Instructions to follow: Copy out every line in the entries below that includes "this".

Dataset content:
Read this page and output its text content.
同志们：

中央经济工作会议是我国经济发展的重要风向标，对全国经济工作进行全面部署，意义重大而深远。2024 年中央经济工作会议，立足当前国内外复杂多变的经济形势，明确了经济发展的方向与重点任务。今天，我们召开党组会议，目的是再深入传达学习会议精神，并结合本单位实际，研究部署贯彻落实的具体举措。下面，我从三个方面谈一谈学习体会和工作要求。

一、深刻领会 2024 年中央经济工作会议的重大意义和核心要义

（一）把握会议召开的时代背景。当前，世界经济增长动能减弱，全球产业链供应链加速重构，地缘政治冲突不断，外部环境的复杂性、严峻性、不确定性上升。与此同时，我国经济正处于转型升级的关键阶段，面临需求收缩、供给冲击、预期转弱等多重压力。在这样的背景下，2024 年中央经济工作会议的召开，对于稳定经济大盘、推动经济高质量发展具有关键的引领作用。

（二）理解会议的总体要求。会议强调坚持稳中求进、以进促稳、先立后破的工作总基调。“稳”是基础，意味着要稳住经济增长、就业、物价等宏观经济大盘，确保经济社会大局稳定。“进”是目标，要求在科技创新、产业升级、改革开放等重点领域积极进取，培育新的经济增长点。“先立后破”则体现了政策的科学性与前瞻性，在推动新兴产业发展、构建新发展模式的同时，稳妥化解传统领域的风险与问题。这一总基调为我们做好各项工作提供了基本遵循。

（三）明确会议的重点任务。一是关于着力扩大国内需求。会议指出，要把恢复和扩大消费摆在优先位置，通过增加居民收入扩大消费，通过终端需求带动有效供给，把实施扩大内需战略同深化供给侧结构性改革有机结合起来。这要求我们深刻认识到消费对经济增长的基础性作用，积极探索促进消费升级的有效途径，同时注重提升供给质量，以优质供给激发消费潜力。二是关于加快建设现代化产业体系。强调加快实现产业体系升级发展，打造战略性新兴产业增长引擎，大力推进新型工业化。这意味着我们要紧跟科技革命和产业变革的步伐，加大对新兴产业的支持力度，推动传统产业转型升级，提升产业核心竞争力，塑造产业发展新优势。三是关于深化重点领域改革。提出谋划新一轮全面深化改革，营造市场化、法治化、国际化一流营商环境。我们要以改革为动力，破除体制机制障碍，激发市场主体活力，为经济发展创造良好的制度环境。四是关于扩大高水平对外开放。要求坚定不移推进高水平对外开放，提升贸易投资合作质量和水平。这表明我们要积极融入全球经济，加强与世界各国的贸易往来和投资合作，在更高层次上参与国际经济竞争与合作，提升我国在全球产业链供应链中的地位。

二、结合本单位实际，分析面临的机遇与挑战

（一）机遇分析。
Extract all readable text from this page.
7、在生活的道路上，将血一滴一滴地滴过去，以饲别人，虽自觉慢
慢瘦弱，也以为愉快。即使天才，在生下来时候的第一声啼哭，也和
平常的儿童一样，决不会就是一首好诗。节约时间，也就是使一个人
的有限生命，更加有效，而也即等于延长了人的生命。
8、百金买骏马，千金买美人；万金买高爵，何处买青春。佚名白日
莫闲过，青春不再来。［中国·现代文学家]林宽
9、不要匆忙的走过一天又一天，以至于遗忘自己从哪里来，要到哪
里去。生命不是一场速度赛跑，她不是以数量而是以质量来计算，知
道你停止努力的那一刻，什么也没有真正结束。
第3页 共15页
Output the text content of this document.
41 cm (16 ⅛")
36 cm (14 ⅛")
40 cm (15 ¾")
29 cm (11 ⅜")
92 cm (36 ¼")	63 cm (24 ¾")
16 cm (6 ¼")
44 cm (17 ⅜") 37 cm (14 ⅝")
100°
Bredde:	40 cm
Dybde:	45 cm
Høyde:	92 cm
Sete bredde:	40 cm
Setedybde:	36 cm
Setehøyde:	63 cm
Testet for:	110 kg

Result:
Read this page and output its text content.
Extract all readable text from this page.
Output the text content of this document.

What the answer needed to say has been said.